In the data below, locate each line with the word "content" and list it.
:::::
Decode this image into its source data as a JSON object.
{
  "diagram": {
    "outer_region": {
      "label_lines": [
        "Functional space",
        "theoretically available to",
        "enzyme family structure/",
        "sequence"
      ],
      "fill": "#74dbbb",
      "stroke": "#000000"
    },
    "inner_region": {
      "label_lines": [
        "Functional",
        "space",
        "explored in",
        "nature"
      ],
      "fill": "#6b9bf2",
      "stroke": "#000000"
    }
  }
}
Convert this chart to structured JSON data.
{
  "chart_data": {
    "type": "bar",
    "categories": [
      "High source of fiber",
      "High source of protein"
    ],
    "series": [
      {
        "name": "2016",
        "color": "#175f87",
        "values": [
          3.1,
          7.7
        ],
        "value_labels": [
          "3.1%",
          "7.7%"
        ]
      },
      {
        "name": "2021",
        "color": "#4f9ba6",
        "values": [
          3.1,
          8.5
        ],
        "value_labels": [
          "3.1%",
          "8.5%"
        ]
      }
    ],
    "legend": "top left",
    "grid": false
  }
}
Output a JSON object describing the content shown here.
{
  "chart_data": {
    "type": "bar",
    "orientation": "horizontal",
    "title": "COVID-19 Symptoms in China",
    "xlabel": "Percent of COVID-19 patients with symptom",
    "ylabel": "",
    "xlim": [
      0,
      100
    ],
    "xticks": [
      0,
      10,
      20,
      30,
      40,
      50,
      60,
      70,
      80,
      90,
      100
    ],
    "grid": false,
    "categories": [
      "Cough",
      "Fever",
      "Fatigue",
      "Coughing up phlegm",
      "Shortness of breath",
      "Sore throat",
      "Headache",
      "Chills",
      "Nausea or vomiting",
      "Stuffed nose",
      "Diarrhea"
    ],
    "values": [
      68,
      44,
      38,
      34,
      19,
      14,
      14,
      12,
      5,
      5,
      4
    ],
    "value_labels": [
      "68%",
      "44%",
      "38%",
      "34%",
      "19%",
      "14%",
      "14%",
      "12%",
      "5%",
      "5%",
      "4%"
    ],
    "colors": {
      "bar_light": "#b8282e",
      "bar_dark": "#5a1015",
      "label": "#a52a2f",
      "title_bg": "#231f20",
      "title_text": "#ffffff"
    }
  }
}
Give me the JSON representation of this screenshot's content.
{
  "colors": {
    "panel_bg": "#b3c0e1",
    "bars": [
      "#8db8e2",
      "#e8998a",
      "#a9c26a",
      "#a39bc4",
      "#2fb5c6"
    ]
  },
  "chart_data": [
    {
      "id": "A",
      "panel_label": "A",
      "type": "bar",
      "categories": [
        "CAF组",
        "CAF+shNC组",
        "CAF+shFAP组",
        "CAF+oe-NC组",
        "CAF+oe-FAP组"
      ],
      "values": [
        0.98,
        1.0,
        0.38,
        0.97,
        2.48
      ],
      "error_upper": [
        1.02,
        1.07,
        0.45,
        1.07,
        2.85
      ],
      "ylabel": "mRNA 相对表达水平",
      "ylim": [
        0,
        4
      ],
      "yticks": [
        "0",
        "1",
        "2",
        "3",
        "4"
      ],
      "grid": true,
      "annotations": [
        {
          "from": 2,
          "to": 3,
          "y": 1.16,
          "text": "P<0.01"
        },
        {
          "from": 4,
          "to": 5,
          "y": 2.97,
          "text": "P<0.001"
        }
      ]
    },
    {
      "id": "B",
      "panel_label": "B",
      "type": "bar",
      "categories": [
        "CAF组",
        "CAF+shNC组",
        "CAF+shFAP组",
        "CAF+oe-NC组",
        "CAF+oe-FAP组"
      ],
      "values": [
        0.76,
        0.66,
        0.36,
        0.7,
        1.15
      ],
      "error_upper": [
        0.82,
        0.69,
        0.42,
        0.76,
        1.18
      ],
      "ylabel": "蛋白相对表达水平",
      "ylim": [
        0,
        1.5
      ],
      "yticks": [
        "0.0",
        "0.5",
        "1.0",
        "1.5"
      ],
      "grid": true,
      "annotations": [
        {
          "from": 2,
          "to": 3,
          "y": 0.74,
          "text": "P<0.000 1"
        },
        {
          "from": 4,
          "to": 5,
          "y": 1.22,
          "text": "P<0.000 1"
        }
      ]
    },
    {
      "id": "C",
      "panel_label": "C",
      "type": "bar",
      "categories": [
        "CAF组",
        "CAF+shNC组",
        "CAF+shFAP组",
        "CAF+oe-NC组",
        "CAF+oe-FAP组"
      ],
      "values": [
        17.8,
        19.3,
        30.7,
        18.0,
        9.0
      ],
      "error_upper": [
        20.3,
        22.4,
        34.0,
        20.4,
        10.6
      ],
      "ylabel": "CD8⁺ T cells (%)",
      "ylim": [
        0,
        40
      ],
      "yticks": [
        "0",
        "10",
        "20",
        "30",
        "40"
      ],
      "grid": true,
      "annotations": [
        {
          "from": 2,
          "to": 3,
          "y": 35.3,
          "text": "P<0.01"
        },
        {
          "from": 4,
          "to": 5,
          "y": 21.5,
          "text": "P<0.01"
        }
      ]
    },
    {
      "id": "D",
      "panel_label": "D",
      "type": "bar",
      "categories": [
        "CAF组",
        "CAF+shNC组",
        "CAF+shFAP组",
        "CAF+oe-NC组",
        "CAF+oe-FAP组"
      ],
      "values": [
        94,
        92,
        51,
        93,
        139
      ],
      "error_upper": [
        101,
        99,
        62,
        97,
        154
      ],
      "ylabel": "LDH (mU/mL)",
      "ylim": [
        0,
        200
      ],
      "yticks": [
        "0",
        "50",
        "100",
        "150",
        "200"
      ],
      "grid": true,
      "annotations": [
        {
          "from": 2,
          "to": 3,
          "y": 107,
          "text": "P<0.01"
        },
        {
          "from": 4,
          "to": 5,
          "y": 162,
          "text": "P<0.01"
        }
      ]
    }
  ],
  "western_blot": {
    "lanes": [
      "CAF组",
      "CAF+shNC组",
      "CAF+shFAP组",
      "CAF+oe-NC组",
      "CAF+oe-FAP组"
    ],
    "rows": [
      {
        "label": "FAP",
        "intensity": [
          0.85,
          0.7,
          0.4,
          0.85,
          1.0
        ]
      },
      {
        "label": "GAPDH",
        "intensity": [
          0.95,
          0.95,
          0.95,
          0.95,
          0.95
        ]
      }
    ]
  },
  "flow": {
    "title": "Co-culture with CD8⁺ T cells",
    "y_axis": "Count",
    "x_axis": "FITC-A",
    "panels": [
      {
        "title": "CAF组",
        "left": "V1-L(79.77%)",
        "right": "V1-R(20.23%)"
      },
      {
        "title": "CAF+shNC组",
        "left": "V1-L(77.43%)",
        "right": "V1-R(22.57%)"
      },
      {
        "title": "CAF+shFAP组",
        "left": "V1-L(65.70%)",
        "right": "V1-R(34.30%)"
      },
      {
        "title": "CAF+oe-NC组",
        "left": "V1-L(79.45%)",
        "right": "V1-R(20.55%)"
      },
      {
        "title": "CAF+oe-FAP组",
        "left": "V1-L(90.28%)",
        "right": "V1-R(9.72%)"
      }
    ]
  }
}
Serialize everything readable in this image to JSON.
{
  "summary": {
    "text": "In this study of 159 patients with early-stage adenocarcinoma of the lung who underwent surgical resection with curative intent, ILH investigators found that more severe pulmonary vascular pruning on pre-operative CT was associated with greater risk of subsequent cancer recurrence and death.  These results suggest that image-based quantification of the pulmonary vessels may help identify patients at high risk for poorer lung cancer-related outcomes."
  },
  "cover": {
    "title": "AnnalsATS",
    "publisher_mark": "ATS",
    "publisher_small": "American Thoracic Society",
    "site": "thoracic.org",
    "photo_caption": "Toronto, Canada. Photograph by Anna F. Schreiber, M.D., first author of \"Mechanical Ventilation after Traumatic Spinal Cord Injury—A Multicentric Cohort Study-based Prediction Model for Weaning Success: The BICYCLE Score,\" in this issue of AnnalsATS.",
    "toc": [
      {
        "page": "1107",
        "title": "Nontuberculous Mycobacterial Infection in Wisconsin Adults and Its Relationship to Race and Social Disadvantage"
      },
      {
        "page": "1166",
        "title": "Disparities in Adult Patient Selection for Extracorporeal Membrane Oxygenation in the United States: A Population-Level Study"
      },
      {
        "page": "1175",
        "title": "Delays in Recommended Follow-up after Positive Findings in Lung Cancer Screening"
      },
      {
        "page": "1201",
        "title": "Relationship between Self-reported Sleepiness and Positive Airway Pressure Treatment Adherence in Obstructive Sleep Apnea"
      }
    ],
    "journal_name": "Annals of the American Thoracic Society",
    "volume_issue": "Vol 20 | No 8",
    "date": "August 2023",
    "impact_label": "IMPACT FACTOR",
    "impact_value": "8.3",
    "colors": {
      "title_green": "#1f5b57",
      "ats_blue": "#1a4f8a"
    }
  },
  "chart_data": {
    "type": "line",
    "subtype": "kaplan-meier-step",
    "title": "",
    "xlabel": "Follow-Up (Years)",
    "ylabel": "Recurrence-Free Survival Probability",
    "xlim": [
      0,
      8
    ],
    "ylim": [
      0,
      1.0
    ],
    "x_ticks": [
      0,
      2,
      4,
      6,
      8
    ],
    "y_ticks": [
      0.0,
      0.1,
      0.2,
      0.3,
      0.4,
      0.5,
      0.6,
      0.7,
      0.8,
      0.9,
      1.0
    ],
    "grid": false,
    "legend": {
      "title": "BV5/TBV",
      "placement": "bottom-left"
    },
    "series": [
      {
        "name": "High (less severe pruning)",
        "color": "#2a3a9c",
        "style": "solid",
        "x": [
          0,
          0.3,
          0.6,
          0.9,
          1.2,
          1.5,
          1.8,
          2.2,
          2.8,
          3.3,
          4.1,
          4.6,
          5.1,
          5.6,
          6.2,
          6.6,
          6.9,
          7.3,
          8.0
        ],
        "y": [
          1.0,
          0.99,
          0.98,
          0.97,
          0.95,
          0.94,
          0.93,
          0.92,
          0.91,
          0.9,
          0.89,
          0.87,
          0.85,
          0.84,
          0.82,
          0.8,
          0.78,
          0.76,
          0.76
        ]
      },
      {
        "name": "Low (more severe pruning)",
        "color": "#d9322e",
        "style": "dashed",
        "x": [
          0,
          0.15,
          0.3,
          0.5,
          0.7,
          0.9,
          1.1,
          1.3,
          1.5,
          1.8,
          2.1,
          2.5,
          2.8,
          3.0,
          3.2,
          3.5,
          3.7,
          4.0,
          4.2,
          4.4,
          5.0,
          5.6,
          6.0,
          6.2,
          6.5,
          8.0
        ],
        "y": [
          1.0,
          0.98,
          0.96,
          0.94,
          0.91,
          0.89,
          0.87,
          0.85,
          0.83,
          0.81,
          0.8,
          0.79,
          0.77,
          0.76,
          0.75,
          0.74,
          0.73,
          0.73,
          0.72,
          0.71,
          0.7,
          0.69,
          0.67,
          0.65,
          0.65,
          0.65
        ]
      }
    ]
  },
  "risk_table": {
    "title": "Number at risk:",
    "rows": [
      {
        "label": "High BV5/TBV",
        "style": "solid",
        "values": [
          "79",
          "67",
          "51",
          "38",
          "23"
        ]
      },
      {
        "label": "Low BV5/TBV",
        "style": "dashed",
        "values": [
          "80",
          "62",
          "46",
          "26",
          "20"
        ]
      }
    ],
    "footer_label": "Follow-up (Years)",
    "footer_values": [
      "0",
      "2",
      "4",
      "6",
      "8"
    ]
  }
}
:::::
## Answer to this problem
Output a JSON object describing the content shown here.
Give me the JSON representation of this screenshot's content.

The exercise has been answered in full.